### [Required task]
Repeat the records below exactly as they appear.

### [Data provided]
— Begin —

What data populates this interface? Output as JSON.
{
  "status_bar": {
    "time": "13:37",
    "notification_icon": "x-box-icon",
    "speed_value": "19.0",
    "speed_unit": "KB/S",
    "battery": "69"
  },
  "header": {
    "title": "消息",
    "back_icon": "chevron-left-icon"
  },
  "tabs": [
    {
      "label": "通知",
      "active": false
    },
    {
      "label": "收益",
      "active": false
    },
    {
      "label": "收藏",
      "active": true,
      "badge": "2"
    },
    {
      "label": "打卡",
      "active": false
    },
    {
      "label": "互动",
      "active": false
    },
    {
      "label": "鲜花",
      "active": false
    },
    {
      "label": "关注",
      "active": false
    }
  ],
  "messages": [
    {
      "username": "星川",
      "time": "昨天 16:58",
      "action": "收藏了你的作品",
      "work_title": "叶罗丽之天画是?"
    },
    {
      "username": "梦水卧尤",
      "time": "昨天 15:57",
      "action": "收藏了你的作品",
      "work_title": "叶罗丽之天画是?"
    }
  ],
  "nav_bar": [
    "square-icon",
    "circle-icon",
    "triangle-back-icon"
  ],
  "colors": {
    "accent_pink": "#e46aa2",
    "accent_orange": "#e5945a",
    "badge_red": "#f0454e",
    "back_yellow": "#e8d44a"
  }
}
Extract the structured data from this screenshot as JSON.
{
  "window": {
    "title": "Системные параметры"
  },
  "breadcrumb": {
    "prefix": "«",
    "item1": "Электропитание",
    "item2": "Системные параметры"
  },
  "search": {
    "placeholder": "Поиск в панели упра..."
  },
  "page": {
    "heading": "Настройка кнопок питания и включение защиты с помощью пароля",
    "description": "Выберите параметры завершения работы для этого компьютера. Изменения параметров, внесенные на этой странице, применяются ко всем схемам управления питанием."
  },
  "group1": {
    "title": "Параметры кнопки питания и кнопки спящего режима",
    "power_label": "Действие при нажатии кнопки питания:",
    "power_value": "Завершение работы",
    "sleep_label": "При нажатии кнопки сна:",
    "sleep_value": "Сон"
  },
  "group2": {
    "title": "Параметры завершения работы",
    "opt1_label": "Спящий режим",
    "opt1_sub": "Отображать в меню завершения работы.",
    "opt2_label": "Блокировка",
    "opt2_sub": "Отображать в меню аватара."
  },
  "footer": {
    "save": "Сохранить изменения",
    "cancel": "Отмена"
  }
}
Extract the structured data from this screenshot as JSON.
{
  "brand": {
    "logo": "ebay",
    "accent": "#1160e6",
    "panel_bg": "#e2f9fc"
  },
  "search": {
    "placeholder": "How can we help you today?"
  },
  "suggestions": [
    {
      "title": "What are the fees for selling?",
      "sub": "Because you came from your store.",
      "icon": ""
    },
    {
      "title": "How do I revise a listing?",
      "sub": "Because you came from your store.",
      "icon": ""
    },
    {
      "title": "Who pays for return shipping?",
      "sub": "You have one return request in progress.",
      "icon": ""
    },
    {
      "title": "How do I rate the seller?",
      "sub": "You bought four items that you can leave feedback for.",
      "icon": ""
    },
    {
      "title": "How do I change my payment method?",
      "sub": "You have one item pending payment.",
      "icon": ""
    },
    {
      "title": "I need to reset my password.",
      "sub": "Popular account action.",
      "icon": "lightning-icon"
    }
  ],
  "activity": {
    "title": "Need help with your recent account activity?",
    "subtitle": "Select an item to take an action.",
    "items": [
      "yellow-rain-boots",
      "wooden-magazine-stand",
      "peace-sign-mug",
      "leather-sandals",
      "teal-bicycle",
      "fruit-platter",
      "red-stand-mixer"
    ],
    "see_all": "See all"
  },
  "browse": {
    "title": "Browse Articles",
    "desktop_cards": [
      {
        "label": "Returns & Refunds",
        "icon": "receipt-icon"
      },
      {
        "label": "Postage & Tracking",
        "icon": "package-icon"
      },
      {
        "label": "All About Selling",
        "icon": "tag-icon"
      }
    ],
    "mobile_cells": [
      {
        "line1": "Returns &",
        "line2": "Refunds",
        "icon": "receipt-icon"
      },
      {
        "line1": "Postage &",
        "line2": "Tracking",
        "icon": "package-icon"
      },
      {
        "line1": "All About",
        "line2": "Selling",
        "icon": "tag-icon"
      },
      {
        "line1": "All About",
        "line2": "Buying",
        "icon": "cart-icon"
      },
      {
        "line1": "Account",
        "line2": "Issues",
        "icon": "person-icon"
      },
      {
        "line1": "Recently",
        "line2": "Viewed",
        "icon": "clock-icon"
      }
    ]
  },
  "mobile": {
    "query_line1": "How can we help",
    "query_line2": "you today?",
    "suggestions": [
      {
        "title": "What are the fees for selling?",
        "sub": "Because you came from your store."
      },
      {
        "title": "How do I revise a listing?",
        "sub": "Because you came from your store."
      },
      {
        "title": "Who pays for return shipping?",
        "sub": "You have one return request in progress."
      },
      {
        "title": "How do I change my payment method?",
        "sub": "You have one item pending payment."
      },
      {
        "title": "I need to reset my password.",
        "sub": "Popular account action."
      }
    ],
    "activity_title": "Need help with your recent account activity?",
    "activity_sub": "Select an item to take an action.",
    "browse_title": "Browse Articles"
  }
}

— End —

### [Exercise response]
What data populates this interface? Output as JSON.
{
  "status_bar": {
    "time": "13:37",
    "notification_icon": "x-box-icon",
    "speed_value": "19.0",
    "speed_unit": "KB/S",
    "battery": "69"
  },
  "header": {
    "title": "消息",
    "back_icon": "chevron-left-icon"
  },
  "tabs": [
    {
      "label": "通知",
      "active": false
    },
    {
      "label": "收益",
      "active": false
    },
    {
      "label": "收藏",
      "active": true,
      "badge": "2"
    },
    {
      "label": "打卡",
      "active": false
    },
    {
      "label": "互动",
      "active": false
    },
    {
      "label": "鲜花",
      "active": false
    },
    {
      "label": "关注",
      "active": false
    }
  ],
  "messages": [
    {
      "username": "星川",
      "time": "昨天 16:58",
      "action": "收藏了你的作品",
      "work_title": "叶罗丽之天画是?"
    },
    {
      "username": "梦水卧尤",
      "time": "昨天 15:57",
      "action": "收藏了你的作品",
      "work_title": "叶罗丽之天画是?"
    }
  ],
  "nav_bar": [
    "square-icon",
    "circle-icon",
    "triangle-back-icon"
  ],
  "colors": {
    "accent_pink": "#e46aa2",
    "accent_orange": "#e5945a",
    "badge_red": "#f0454e",
    "back_yellow": "#e8d44a"
  }
}
Extract the structured data from this screenshot as JSON.
{
  "window": {
    "title": "Системные параметры"
  },
  "breadcrumb": {
    "prefix": "«",
    "item1": "Электропитание",
    "item2": "Системные параметры"
  },
  "search": {
    "placeholder": "Поиск в панели упра..."
  },
  "page": {
    "heading": "Настройка кнопок питания и включение защиты с помощью пароля",
    "description": "Выберите параметры завершения работы для этого компьютера. Изменения параметров, внесенные на этой странице, применяются ко всем схемам управления питанием."
  },
  "group1": {
    "title": "Параметры кнопки питания и кнопки спящего режима",
    "power_label": "Действие при нажатии кнопки питания:",
    "power_value": "Завершение работы",
    "sleep_label": "При нажатии кнопки сна:",
    "sleep_value": "Сон"
  },
  "group2": {
    "title": "Параметры завершения работы",
    "opt1_label": "Спящий режим",
    "opt1_sub": "Отображать в меню завершения работы.",
    "opt2_label": "Блокировка",
    "opt2_sub": "Отображать в меню аватара."
  },
  "footer": {
    "save": "Сохранить изменения",
    "cancel": "Отмена"
  }
}
Extract the structured data from this screenshot as JSON.
{
  "brand": {
    "logo": "ebay",
    "accent": "#1160e6",
    "panel_bg": "#e2f9fc"
  },
  "search": {
    "placeholder": "How can we help you today?"
  },
  "suggestions": [
    {
      "title": "What are the fees for selling?",
      "sub": "Because you came from your store.",
      "icon": ""
    },
    {
      "title": "How do I revise a listing?",
      "sub": "Because you came from your store.",
      "icon": ""
    },
    {
      "title": "Who pays for return shipping?",
      "sub": "You have one return request in progress.",
      "icon": ""
    },
    {
      "title": "How do I rate the seller?",
      "sub": "You bought four items that you can leave feedback for.",
      "icon": ""
    },
    {
      "title": "How do I change my payment method?",
      "sub": "You have one item pending payment.",
      "icon": ""
    },
    {
      "title": "I need to reset my password.",
      "sub": "Popular account action.",
      "icon": "lightning-icon"
    }
  ],
  "activity": {
    "title": "Need help with your recent account activity?",
    "subtitle": "Select an item to take an action.",
    "items": [
      "yellow-rain-boots",
      "wooden-magazine-stand",
      "peace-sign-mug",
      "leather-sandals",
      "teal-bicycle",
      "fruit-platter",
      "red-stand-mixer"
    ],
    "see_all": "See all"
  },
  "browse": {
    "title": "Browse Articles",
    "desktop_cards": [
      {
        "label": "Returns & Refunds",
        "icon": "receipt-icon"
      },
      {
        "label": "Postage & Tracking",
        "icon": "package-icon"
      },
      {
        "label": "All About Selling",
        "icon": "tag-icon"
      }
    ],
    "mobile_cells": [
      {
        "line1": "Returns &",
        "line2": "Refunds",
        "icon": "receipt-icon"
      },
      {
        "line1": "Postage &",
        "line2": "Tracking",
        "icon": "package-icon"
      },
      {
        "line1": "All About",
        "line2": "Selling",
        "icon": "tag-icon"
      },
      {
        "line1": "All About",
        "line2": "Buying",
        "icon": "cart-icon"
      },
      {
        "line1": "Account",
        "line2": "Issues",
        "icon": "person-icon"
      },
      {
        "line1": "Recently",
        "line2": "Viewed",
        "icon": "clock-icon"
      }
    ]
  },
  "mobile": {
    "query_line1": "How can we help",
    "query_line2": "you today?",
    "suggestions": [
      {
        "title": "What are the fees for selling?",
        "sub": "Because you came from your store."
      },
      {
        "title": "How do I revise a listing?",
        "sub": "Because you came from your store."
      },
      {
        "title": "Who pays for return shipping?",
        "sub": "You have one return request in progress."
      },
      {
        "title": "How do I change my payment method?",
        "sub": "You have one item pending payment."
      },
      {
        "title": "I need to reset my password.",
        "sub": "Popular account action."
      }
    ],
    "activity_title": "Need help with your recent account activity?",
    "activity_sub": "Select an item to take an action.",
    "browse_title": "Browse Articles"
  }
}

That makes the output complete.